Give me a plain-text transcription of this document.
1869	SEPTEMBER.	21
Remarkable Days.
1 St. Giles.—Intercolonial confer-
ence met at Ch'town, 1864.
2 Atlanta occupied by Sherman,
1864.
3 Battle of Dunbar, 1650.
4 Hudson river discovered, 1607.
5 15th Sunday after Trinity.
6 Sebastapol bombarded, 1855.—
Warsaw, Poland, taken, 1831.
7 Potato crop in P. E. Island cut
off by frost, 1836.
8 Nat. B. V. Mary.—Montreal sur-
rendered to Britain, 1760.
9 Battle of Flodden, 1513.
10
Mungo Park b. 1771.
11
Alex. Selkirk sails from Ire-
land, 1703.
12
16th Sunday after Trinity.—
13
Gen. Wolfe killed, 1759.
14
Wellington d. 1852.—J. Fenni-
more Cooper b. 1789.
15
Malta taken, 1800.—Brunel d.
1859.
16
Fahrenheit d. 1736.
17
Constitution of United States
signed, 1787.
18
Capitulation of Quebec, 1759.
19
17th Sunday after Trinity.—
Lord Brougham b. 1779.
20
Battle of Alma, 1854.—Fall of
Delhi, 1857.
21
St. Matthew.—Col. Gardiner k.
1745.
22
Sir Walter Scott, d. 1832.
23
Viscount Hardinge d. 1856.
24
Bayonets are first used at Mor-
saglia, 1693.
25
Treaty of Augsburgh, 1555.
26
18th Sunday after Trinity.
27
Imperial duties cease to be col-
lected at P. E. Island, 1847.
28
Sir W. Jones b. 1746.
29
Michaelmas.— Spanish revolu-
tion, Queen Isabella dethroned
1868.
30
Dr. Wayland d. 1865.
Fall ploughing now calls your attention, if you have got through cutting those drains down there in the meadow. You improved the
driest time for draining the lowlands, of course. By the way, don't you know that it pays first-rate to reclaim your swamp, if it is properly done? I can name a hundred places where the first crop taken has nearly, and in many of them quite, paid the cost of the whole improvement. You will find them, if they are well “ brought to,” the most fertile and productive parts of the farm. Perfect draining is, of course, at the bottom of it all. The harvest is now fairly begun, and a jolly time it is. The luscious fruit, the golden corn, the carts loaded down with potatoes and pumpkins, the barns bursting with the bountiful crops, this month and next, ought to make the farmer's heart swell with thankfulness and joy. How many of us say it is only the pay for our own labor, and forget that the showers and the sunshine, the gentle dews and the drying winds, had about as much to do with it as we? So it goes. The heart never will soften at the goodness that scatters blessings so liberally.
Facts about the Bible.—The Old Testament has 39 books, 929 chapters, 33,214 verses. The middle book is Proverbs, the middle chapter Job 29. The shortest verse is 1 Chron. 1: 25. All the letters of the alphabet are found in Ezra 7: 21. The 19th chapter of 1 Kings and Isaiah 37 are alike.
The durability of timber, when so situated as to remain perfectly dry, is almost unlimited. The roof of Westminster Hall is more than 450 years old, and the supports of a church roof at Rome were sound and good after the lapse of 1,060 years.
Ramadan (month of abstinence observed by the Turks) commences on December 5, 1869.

■ INSTRUCTIONS FOR THE TASK
Return every entry verbatim.

■ EXERCISE RESULT
Give me a plain-text transcription of this document.
1869	SEPTEMBER.	21
Remarkable Days.
1 St. Giles.—Intercolonial confer-
ence met at Ch'town, 1864.
2 Atlanta occupied by Sherman,
1864.
3 Battle of Dunbar, 1650.
4 Hudson river discovered, 1607.
5 15th Sunday after Trinity.
6 Sebastapol bombarded, 1855.—
Warsaw, Poland, taken, 1831.
7 Potato crop in P. E. Island cut
off by frost, 1836.
8 Nat. B. V. Mary.—Montreal sur-
rendered to Britain, 1760.
9 Battle of Flodden, 1513.
10
Mungo Park b. 1771.
11
Alex. Selkirk sails from Ire-
land, 1703.
12
16th Sunday after Trinity.—
13
Gen. Wolfe killed, 1759.
14
Wellington d. 1852.—J. Fenni-
more Cooper b. 1789.
15
Malta taken, 1800.—Brunel d.
1859.
16
Fahrenheit d. 1736.
17
Constitution of United States
signed, 1787.
18
Capitulation of Quebec, 1759.
19
17th Sunday after Trinity.—
Lord Brougham b. 1779.
20
Battle of Alma, 1854.—Fall of
Delhi, 1857.
21
St. Matthew.—Col. Gardiner k.
1745.
22
Sir Walter Scott, d. 1832.
23
Viscount Hardinge d. 1856.
24
Bayonets are first used at Mor-
saglia, 1693.
25
Treaty of Augsburgh, 1555.
26
18th Sunday after Trinity.
27
Imperial duties cease to be col-
lected at P. E. Island, 1847.
28
Sir W. Jones b. 1746.
29
Michaelmas.— Spanish revolu-
tion, Queen Isabella dethroned
1868.
30
Dr. Wayland d. 1865.
Fall ploughing now calls your attention, if you have got through cutting those drains down there in the meadow. You improved the
driest time for draining the lowlands, of course. By the way, don't you know that it pays first-rate to reclaim your swamp, if it is properly done? I can name a hundred places where the first crop taken has nearly, and in many of them quite, paid the cost of the whole improvement. You will find them, if they are well “ brought to,” the most fertile and productive parts of the farm. Perfect draining is, of course, at the bottom of it all. The harvest is now fairly begun, and a jolly time it is. The luscious fruit, the golden corn, the carts loaded down with potatoes and pumpkins, the barns bursting with the bountiful crops, this month and next, ought to make the farmer's heart swell with thankfulness and joy. How many of us say it is only the pay for our own labor, and forget that the showers and the sunshine, the gentle dews and the drying winds, had about as much to do with it as we? So it goes. The heart never will soften at the goodness that scatters blessings so liberally.
Facts about the Bible.—The Old Testament has 39 books, 929 chapters, 33,214 verses. The middle book is Proverbs, the middle chapter Job 29. The shortest verse is 1 Chron. 1: 25. All the letters of the alphabet are found in Ezra 7: 21. The 19th chapter of 1 Kings and Isaiah 37 are alike.
The durability of timber, when so situated as to remain perfectly dry, is almost unlimited. The roof of Westminster Hall is more than 450 years old, and the supports of a church roof at Rome were sound and good after the lapse of 1,060 years.
Ramadan (month of abstinence observed by the Turks) commences on December 5, 1869.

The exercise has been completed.